Dataset items:
○ ○ ○ ○ ○
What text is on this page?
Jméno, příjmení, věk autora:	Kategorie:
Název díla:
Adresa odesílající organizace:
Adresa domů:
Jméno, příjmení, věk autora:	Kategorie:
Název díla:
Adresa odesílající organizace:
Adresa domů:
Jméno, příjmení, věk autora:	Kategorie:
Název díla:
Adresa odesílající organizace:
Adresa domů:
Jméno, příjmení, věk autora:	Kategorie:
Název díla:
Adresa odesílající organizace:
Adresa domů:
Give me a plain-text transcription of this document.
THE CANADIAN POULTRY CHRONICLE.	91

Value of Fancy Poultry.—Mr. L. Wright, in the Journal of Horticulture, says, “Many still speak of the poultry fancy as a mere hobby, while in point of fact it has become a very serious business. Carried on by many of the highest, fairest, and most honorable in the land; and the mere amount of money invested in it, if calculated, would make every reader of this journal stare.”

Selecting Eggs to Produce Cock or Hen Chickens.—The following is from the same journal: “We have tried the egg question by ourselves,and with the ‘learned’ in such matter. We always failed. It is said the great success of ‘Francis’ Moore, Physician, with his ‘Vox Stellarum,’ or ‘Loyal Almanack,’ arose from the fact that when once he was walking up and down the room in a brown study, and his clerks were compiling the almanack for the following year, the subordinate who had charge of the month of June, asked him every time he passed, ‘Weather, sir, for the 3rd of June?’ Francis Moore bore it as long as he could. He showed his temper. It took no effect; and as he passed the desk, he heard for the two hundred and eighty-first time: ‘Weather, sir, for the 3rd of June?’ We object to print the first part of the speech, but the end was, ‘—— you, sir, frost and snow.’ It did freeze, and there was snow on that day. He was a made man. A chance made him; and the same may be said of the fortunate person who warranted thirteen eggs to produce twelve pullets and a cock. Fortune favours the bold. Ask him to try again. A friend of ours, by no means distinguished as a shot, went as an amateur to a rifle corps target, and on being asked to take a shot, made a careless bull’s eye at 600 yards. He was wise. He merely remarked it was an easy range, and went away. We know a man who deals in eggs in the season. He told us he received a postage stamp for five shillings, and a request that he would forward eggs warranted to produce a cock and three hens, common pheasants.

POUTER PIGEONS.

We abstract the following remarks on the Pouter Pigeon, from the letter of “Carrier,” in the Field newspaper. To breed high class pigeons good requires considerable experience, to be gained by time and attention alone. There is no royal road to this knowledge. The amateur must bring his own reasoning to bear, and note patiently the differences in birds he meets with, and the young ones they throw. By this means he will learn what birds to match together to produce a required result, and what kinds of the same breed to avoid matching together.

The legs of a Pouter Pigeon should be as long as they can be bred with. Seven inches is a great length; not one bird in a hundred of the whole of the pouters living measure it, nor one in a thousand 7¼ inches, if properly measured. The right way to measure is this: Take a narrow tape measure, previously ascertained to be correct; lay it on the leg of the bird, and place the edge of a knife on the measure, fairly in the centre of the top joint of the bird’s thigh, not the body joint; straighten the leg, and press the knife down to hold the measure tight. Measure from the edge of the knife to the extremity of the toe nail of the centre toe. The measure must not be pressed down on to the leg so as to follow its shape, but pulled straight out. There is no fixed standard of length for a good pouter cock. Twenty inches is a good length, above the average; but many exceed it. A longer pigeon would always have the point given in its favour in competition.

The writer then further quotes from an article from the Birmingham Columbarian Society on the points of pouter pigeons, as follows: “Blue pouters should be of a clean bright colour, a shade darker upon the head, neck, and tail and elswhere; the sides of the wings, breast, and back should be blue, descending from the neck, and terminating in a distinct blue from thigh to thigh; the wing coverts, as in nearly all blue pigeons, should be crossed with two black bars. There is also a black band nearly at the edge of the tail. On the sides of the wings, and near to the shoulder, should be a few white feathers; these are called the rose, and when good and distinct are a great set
○ ○ ○ ○ ○
To do: Each line above must be reproduced exactly as it stands.

Finished task:
What text is on this page?
Jméno, příjmení, věk autora:	Kategorie:
Název díla:
Adresa odesílající organizace:
Adresa domů:
Jméno, příjmení, věk autora:	Kategorie:
Název díla:
Adresa odesílající organizace:
Adresa domů:
Jméno, příjmení, věk autora:	Kategorie:
Název díla:
Adresa odesílající organizace:
Adresa domů:
Jméno, příjmení, věk autora:	Kategorie:
Název díla:
Adresa odesílající organizace:
Adresa domů:
Give me a plain-text transcription of this document.
THE CANADIAN POULTRY CHRONICLE.	91

Value of Fancy Poultry.—Mr. L. Wright, in the Journal of Horticulture, says, “Many still speak of the poultry fancy as a mere hobby, while in point of fact it has become a very serious business. Carried on by many of the highest, fairest, and most honorable in the land; and the mere amount of money invested in it, if calculated, would make every reader of this journal stare.”

Selecting Eggs to Produce Cock or Hen Chickens.—The following is from the same journal: “We have tried the egg question by ourselves,and with the ‘learned’ in such matter. We always failed. It is said the great success of ‘Francis’ Moore, Physician, with his ‘Vox Stellarum,’ or ‘Loyal Almanack,’ arose from the fact that when once he was walking up and down the room in a brown study, and his clerks were compiling the almanack for the following year, the subordinate who had charge of the month of June, asked him every time he passed, ‘Weather, sir, for the 3rd of June?’ Francis Moore bore it as long as he could. He showed his temper. It took no effect; and as he passed the desk, he heard for the two hundred and eighty-first time: ‘Weather, sir, for the 3rd of June?’ We object to print the first part of the speech, but the end was, ‘—— you, sir, frost and snow.’ It did freeze, and there was snow on that day. He was a made man. A chance made him; and the same may be said of the fortunate person who warranted thirteen eggs to produce twelve pullets and a cock. Fortune favours the bold. Ask him to try again. A friend of ours, by no means distinguished as a shot, went as an amateur to a rifle corps target, and on being asked to take a shot, made a careless bull’s eye at 600 yards. He was wise. He merely remarked it was an easy range, and went away. We know a man who deals in eggs in the season. He told us he received a postage stamp for five shillings, and a request that he would forward eggs warranted to produce a cock and three hens, common pheasants.

POUTER PIGEONS.

We abstract the following remarks on the Pouter Pigeon, from the letter of “Carrier,” in the Field newspaper. To breed high class pigeons good requires considerable experience, to be gained by time and attention alone. There is no royal road to this knowledge. The amateur must bring his own reasoning to bear, and note patiently the differences in birds he meets with, and the young ones they throw. By this means he will learn what birds to match together to produce a required result, and what kinds of the same breed to avoid matching together.

The legs of a Pouter Pigeon should be as long as they can be bred with. Seven inches is a great length; not one bird in a hundred of the whole of the pouters living measure it, nor one in a thousand 7¼ inches, if properly measured. The right way to measure is this: Take a narrow tape measure, previously ascertained to be correct; lay it on the leg of the bird, and place the edge of a knife on the measure, fairly in the centre of the top joint of the bird’s thigh, not the body joint; straighten the leg, and press the knife down to hold the measure tight. Measure from the edge of the knife to the extremity of the toe nail of the centre toe. The measure must not be pressed down on to the leg so as to follow its shape, but pulled straight out. There is no fixed standard of length for a good pouter cock. Twenty inches is a good length, above the average; but many exceed it. A longer pigeon would always have the point given in its favour in competition.

The writer then further quotes from an article from the Birmingham Columbarian Society on the points of pouter pigeons, as follows: “Blue pouters should be of a clean bright colour, a shade darker upon the head, neck, and tail and elswhere; the sides of the wings, breast, and back should be blue, descending from the neck, and terminating in a distinct blue from thigh to thigh; the wing coverts, as in nearly all blue pigeons, should be crossed with two black bars. There is also a black band nearly at the edge of the tail. On the sides of the wings, and near to the shoulder, should be a few white feathers; these are called the rose, and when good and distinct are a great set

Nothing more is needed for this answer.